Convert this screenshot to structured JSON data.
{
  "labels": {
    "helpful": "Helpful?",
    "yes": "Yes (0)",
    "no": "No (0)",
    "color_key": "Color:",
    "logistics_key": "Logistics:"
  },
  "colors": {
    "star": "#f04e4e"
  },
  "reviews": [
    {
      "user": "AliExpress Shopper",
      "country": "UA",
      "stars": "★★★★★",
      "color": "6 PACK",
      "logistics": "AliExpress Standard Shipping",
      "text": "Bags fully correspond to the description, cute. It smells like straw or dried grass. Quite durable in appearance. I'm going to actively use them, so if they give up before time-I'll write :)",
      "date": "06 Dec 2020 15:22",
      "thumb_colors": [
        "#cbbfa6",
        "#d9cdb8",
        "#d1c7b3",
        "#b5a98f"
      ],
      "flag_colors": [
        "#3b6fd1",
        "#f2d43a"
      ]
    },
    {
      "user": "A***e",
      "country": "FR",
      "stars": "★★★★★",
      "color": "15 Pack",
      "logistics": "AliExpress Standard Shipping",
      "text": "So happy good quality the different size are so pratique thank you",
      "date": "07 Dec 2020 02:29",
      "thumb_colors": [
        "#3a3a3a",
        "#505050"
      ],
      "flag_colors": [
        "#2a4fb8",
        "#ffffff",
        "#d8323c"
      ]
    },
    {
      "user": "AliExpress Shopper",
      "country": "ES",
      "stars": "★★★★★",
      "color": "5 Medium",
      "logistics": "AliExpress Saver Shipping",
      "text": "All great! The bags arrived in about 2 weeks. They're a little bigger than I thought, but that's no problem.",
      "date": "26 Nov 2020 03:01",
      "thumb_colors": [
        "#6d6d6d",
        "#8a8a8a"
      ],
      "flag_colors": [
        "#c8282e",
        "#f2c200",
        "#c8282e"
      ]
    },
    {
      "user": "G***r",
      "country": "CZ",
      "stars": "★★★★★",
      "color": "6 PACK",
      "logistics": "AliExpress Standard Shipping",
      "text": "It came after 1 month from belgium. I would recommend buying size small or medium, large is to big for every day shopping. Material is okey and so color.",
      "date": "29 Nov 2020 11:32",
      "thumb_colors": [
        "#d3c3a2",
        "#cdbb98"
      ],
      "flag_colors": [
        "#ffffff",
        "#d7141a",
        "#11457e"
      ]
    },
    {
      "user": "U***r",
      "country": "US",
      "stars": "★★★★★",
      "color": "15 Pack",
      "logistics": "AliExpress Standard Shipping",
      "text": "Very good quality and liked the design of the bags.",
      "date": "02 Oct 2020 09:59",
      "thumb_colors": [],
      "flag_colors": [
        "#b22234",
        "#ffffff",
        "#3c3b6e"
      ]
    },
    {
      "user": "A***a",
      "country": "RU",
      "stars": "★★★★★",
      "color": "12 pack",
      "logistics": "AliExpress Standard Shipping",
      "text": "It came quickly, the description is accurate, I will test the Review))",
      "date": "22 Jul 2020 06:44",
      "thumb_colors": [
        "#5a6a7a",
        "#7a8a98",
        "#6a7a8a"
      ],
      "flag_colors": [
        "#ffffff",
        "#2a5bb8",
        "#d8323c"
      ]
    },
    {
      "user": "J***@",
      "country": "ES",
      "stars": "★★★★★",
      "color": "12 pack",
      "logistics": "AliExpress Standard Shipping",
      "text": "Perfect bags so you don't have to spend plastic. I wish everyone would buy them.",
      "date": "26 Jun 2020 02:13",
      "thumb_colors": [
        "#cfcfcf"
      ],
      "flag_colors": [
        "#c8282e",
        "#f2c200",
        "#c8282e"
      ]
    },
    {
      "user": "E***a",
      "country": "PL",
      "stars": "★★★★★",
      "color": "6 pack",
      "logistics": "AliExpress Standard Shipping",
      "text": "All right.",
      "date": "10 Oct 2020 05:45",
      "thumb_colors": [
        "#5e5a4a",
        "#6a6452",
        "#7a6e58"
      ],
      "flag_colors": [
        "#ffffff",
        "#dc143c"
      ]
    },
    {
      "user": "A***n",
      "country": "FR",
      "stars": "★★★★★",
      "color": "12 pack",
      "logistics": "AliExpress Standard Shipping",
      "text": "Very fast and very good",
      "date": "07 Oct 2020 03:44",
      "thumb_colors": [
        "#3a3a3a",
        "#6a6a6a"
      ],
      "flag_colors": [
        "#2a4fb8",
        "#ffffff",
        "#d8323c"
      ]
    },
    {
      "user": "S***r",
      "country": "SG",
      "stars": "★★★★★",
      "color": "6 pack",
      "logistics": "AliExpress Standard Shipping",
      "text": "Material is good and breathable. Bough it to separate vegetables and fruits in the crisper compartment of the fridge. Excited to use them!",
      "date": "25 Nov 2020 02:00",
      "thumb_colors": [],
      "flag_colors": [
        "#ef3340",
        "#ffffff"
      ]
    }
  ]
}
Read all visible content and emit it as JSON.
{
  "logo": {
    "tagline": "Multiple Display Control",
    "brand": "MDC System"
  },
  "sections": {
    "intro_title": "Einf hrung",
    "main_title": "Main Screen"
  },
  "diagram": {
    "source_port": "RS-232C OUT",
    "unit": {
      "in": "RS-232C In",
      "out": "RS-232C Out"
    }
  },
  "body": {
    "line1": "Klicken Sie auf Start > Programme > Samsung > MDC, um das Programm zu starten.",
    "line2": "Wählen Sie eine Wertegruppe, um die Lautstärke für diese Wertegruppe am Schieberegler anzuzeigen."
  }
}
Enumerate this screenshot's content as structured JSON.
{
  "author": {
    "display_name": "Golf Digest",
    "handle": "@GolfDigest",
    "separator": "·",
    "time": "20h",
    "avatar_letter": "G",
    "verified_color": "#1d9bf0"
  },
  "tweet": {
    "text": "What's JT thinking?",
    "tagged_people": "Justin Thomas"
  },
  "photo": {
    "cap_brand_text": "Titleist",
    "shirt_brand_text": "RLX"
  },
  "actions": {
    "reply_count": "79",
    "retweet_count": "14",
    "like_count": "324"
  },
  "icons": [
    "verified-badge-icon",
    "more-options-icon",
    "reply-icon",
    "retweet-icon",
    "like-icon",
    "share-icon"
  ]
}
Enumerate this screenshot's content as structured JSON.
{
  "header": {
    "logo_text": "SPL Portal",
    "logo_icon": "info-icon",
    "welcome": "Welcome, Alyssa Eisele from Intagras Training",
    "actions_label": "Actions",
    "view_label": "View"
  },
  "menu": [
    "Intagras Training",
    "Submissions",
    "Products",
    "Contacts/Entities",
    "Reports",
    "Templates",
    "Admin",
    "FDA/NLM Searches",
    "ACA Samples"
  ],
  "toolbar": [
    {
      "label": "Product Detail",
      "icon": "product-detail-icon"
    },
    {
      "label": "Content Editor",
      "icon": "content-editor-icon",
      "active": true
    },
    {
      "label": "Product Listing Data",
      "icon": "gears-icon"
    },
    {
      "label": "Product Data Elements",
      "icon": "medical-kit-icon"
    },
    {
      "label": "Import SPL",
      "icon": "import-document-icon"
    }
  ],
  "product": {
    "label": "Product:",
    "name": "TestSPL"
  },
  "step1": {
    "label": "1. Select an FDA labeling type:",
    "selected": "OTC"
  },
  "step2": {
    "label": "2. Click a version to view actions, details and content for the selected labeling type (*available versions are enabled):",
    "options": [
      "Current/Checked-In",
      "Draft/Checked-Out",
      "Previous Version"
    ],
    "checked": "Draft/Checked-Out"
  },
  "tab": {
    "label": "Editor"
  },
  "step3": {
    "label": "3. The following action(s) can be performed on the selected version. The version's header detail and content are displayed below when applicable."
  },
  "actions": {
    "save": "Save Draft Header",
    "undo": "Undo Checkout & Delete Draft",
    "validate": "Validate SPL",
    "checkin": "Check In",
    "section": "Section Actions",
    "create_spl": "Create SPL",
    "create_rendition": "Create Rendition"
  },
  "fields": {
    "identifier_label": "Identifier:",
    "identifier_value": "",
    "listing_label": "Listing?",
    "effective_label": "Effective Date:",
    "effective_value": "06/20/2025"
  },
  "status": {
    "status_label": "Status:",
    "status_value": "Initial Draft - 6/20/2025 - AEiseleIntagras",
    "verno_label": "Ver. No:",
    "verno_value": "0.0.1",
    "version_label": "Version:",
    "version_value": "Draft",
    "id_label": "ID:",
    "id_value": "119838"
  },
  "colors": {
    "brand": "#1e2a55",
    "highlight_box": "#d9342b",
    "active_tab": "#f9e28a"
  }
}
§ §
- _AIM OF THE EXERCISE_
List all lines where "Material" occurs.

- _FINAL RESULT_
      "text": "It came after 1 month from belgium. I would recommend buying size small or medium, large is to big for every day shopping. Material is okey and so color.",
      "text": "Material is good and breathable. Bough it to separate vegetables and fruits in the crisper compartment of the fridge. Excited to use them!",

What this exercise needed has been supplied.